Begin Excerpted records

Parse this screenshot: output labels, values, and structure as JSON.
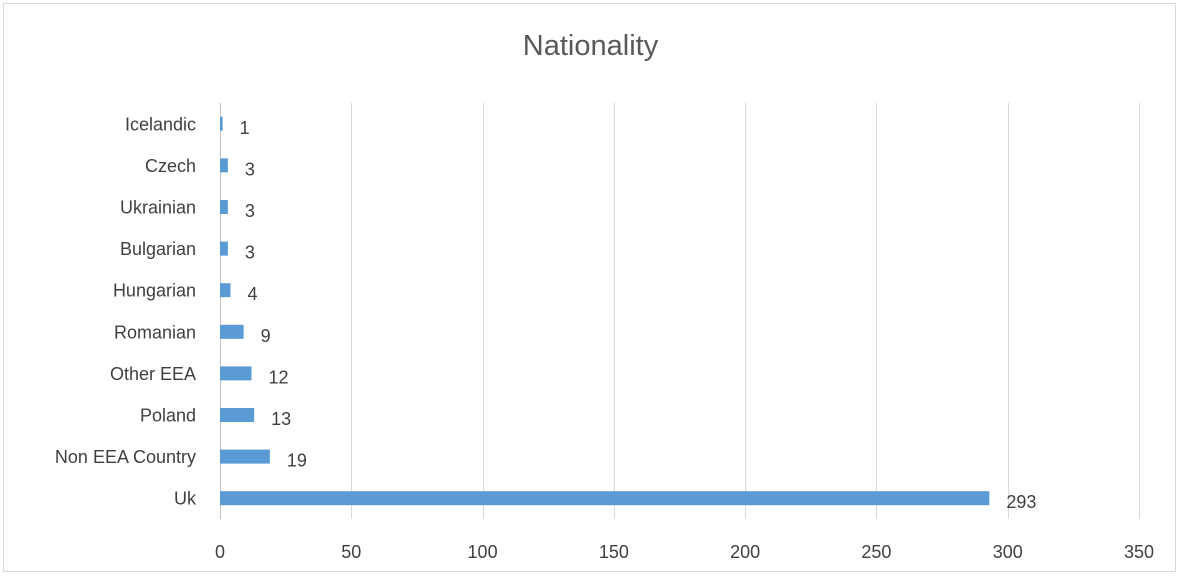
{
  "chart_data": {
    "type": "bar",
    "orientation": "horizontal",
    "title": "Nationality",
    "categories": [
      "Uk",
      "Non EEA Country",
      "Poland",
      "Other EEA",
      "Romanian",
      "Hungarian",
      "Bulgarian",
      "Ukrainian",
      "Czech",
      "Icelandic"
    ],
    "values": [
      293,
      19,
      13,
      12,
      9,
      4,
      3,
      3,
      3,
      1
    ],
    "xlim": [
      0,
      350
    ],
    "xticks": [
      0,
      50,
      100,
      150,
      200,
      250,
      300,
      350
    ],
    "grid": true,
    "data_labels": true,
    "bar_color": "#5b9bd5",
    "grid_color": "#d9d9d9"
  }
}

End Excerpted records

What is being asked> Filter the entries above down to the lines containing the word "values".

Response to the exercise>
Parse this screenshot: output labels, values, and structure as JSON.
    "values": [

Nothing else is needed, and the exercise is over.